Source data:
start

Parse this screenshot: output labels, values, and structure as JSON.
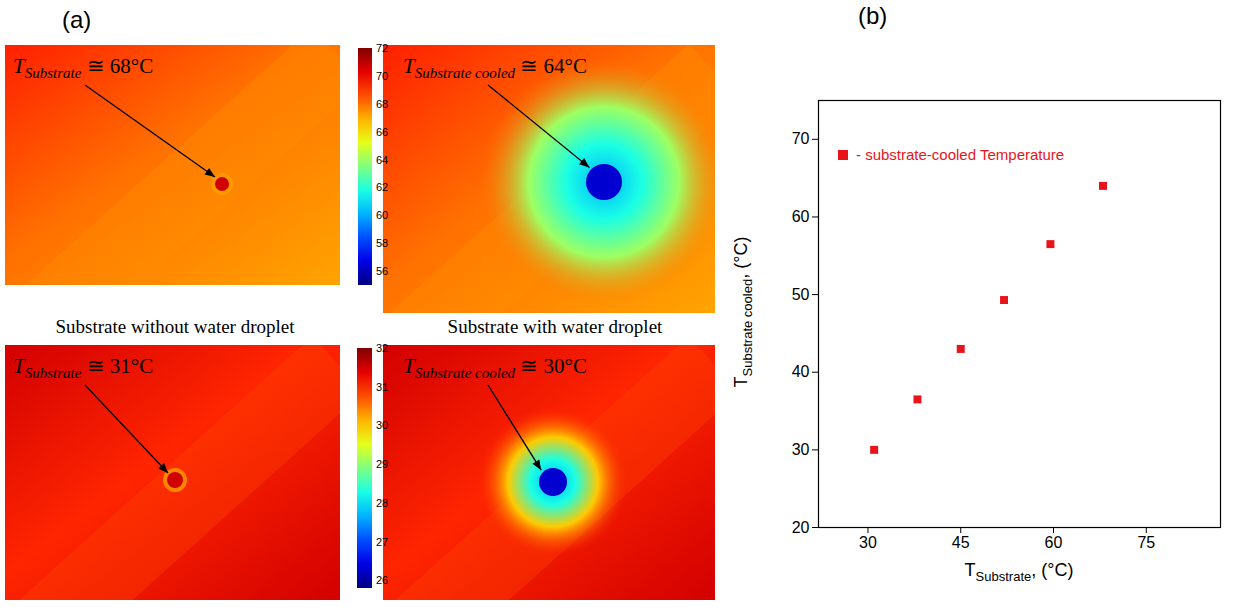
{
  "panel_a": {
    "label": "(a)",
    "rows": [
      {
        "without": {
          "symbol": "T",
          "subscript": "Substrate",
          "relation": "≅",
          "value": 68,
          "unit": "°C"
        },
        "with": {
          "symbol": "T",
          "subscript": "Substrate cooled",
          "relation": "≅",
          "value": 64,
          "unit": "°C"
        },
        "colorbar": {
          "range": [
            55,
            72
          ],
          "ticks": [
            56,
            58,
            60,
            62,
            64,
            66,
            68,
            70,
            72
          ]
        }
      },
      {
        "without": {
          "symbol": "T",
          "subscript": "Substrate",
          "relation": "≅",
          "value": 31,
          "unit": "°C"
        },
        "with": {
          "symbol": "T",
          "subscript": "Substrate cooled",
          "relation": "≅",
          "value": 30,
          "unit": "°C"
        },
        "colorbar": {
          "range": [
            25.8,
            32
          ],
          "ticks": [
            26,
            27,
            28,
            29,
            30,
            31,
            32
          ]
        }
      }
    ],
    "captions": [
      "Substrate without water droplet",
      "Substrate with water droplet"
    ]
  },
  "chart_data": {
    "type": "scatter",
    "panel_label": "(b)",
    "xlabel": {
      "symbol": "T",
      "subscript": "Substrate",
      "suffix": ", (°C)"
    },
    "ylabel": {
      "symbol": "T",
      "subscript": "Substrate cooled",
      "suffix": ", (°C)"
    },
    "x": [
      31,
      38,
      45,
      52,
      59.5,
      68
    ],
    "series": [
      {
        "name": "- substrate-cooled Temperature",
        "color": "#e8141c",
        "marker": "square",
        "values": [
          30,
          36.5,
          43,
          49.3,
          56.5,
          64
        ]
      }
    ],
    "xlim": [
      22,
      87
    ],
    "xticks": [
      30,
      45,
      60,
      75
    ],
    "ylim": [
      20,
      75
    ],
    "yticks": [
      20,
      30,
      40,
      50,
      60,
      70
    ],
    "legend": "top-left",
    "grid": false
  }
}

end

Directive:
Find all lines where the word "water" appears. Copy them.

Final answer:
      "Substrate without water droplet",
      "Substrate with water droplet"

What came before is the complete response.